• _EXTRACTO DE LA FUENTE_:
☆ ☆ ☆ ☆
Ni la ausencia ni el tiempo son nada cuando se ama
Dice una de las más difundidas y brillantes frases del Nobel de Literatura Albert Camus que “no ser amados es una simple desventura, la verdadera desgracia es no amar”.
Ahora bien, con esta tendencia de los seres humanos a, valga la redundancia, creer que lo que creemos es la verdad, se han realizado diversos análisis sobre esta frase dando por sentado que sabemos amar, aunque la realidad lo desmienta.
Aprendimos maneras de “amar” que hemos ido reproduciendo durante generaciones, desde hace miles de años, sin cuestionarnos sobre su propósito, contenido y resultado.
Hemos oído frases maravillosas sobre el amor incondicional y, sin embargo, nunca hemos intentado entenderlo, mucho menos sentirlo. Lo vemos como un sentimiento extraterreno, factible solo para los iluminados.
Y he aquí el que acostumbramos sentir: “porque te amo soy duro, demasiado exigente o muy crítico contigo. Lo hago por tu bien”.
Esta actitud, casi generalizada en nuestras relaciones de pareja, fraternales, paternales, laborales y amistosas, no es más que una forma de condicionar el amor. En el fondo significa: “te amaré si te comportas como creo que debes hacerlo, si eres quien creo que debes ser”.
La forma de dar este amor condicionado es a partir de conductas que producen dolor, ansiedad y miedo en quienes pretendemos amar: te rechazo, te muestro mi molestia, te retiro la palabra, te dejo en “visto”, te descalifico, te abandono, porque no cumples mis expectativas.
☆ ☆ ☆ ☆
• _FILAS DADAS_:

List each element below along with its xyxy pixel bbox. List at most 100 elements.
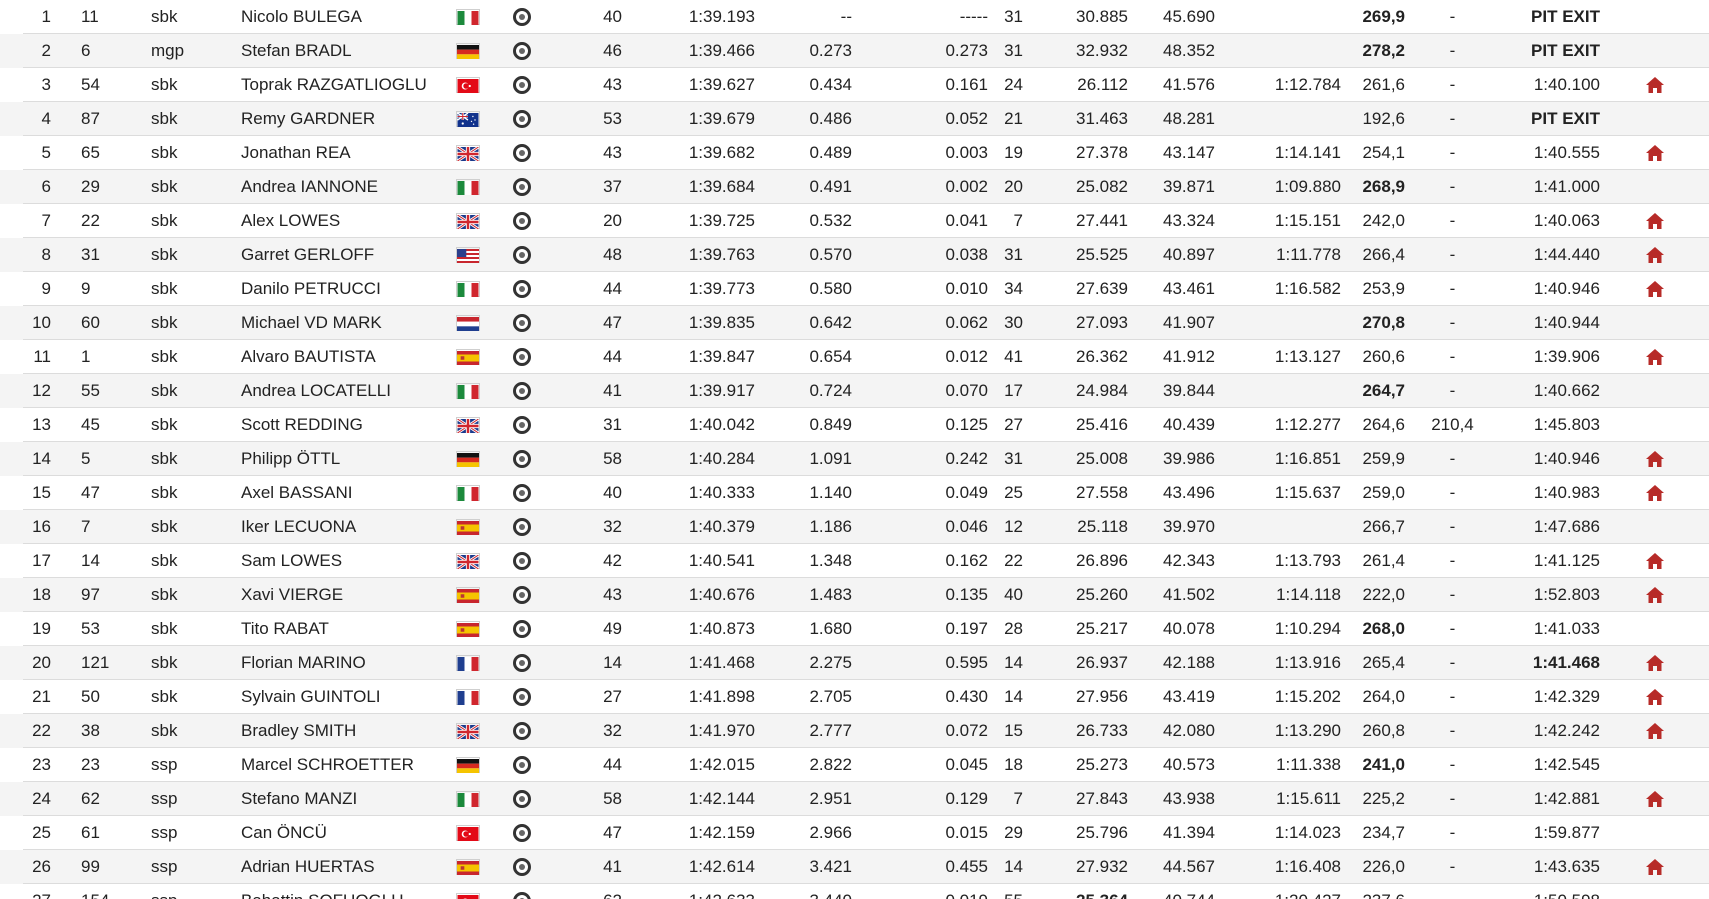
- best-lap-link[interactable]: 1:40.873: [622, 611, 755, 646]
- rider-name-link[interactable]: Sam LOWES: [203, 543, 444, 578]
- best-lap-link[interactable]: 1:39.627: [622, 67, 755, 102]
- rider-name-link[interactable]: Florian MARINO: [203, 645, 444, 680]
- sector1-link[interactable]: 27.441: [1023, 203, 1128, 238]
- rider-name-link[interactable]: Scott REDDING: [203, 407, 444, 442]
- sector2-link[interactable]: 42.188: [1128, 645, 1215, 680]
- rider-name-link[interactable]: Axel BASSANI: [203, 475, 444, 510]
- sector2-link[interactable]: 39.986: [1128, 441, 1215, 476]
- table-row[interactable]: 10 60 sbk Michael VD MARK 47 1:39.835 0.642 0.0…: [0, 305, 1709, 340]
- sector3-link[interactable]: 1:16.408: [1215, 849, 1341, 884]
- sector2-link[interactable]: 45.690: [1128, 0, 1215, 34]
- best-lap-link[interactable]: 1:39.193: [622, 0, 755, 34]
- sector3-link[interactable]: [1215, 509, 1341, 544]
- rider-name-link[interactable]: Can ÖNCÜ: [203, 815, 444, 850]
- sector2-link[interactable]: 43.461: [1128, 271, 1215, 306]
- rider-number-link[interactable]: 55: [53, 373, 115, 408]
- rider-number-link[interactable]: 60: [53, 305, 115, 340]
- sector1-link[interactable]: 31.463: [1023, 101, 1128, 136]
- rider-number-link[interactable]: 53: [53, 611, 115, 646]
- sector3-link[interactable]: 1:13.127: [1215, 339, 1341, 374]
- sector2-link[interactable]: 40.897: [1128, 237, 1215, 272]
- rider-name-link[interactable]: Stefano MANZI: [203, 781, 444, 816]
☆ ☆ ☆ ☆
• _OBJETIVO 1_:
Repite, por favor, las filas de arriba desde la línea que contiene "- best-lap-link[interactable]: 1:40.873: [622, 611, 755, 646]" hasta la línea que contiene "- sector3-link[interactable]: 1:13.127: [1215, 339, 1341, 374]", ambas incluidas.
• _OBJETIVO 2_:
Retoma el texto sobre el amor y continúalo a partir de su última oración.

• _RESPUESTA DEL EJERCICIO 1_:
- best-lap-link[interactable]: 1:40.873: [622, 611, 755, 646]
- rider-name-link[interactable]: Sam LOWES: [203, 543, 444, 578]
- best-lap-link[interactable]: 1:39.627: [622, 67, 755, 102]
- rider-name-link[interactable]: Florian MARINO: [203, 645, 444, 680]
- sector1-link[interactable]: 27.441: [1023, 203, 1128, 238]
- rider-name-link[interactable]: Scott REDDING: [203, 407, 444, 442]
- sector2-link[interactable]: 42.188: [1128, 645, 1215, 680]
- rider-name-link[interactable]: Axel BASSANI: [203, 475, 444, 510]
- sector2-link[interactable]: 39.986: [1128, 441, 1215, 476]
- table-row[interactable]: 10 60 sbk Michael VD MARK 47 1:39.835 0.642 0.0…: [0, 305, 1709, 340]
- sector3-link[interactable]: 1:16.408: [1215, 849, 1341, 884]
- sector2-link[interactable]: 45.690: [1128, 0, 1215, 34]
- best-lap-link[interactable]: 1:39.193: [622, 0, 755, 34]
- sector3-link[interactable]: [1215, 509, 1341, 544]
- rider-name-link[interactable]: Can ÖNCÜ: [203, 815, 444, 850]
- sector2-link[interactable]: 43.461: [1128, 271, 1215, 306]
- rider-number-link[interactable]: 55: [53, 373, 115, 408]
- rider-number-link[interactable]: 60: [53, 305, 115, 340]
- sector1-link[interactable]: 31.463: [1023, 101, 1128, 136]
- rider-number-link[interactable]: 53: [53, 611, 115, 646]
- sector3-link[interactable]: 1:13.127: [1215, 339, 1341, 374]

• _RESPUESTA DEL EJERCICIO 2_:
Cada uno de nosotros lo sufrió de alguna manera en el seno familiar en su infancia: nos premiaron, mimaron, felicitaron y validaron cuando hicimos las cosas correctas desde la perspectiva de los adultos, aun cuando ésta fuera nociva para nosotros, pues no teníamos criterio entonces para darnos cuenta de ello. Luego nos retiraban todo eso y nos hacían saber, fría o violentamente, su decepción porque no éramos como debíamos ser “por nuestro propio bien”.
También pudimos habernos desarrollado en un hogar de tal disfunción que siempre recibiéramos cargas de culpa y descalificación hiciéramos lo que hiciéramos, y aún así creíamos que éramos amados, porque creer que lo somos es lo único que nos mantiene realmente vivos en nuestros primeros años.
Así pues, reprodujimos los mismos patrones de “amor”, primero con nosotros mismos. Nos “amamos” de la misma manera que nos “amaron”. Luego repartimos esto a diestra y siniestra. Y nunca nos cuestionamos sobre lo que estamos haciendo. Creemos a pie juntillas que estamos amando.
Pues bien, tener fuertes sentimientos hacia otro, que nos controlan, nos impulsan a poseerlo, celarlo, necesitarlo, querer controlarlo, o adorarlo, obedecerlo, complacerlo, servirle, etc., no es amor.
Todo esto es lo que hemos estado confundiendo con el amor. Pero dígame usted si su amor puede con la ausencia del ser amado en dicha y paz interior, sin nada que decir ni nada que oír, sin vacíos interiores ni ansias de tenerlo. Pocos, muy pocos. Y los hay, claro. Pero esto es resultado de una evolución personalísima, que comienza por amarnos incondicionalmente a nosotros mismos, siendo lo que realmente somos.
Por lo pronto y por lo general, amamos con malestar, el que venimos cargando desde nuestra infancia por no ser suficientes, y el que causamos a otros por el mismo motivo.
A esto la psicología le ha llamado amor negativo. Personalmente no le llamaría amor, pero aceptemos esta etiqueta, pues nos facilita su identificación.
El gran problema del amor negativo es que se autorreproduce: si me amo a mí mismo condicionadamente, porque creo que soy insuficiente, buscaré en otro lo que creo que me hace falta, y al relacionarme desde esta carencia, consideraré que es precisamente el otro lo que necesito. Esa persona se relacionará conmigo de la misma forma. Y como no estamos completos, lo que seguiremos encontrando en nosotros y en el otro será insuficiencia.
Usted dígame si eso es amor.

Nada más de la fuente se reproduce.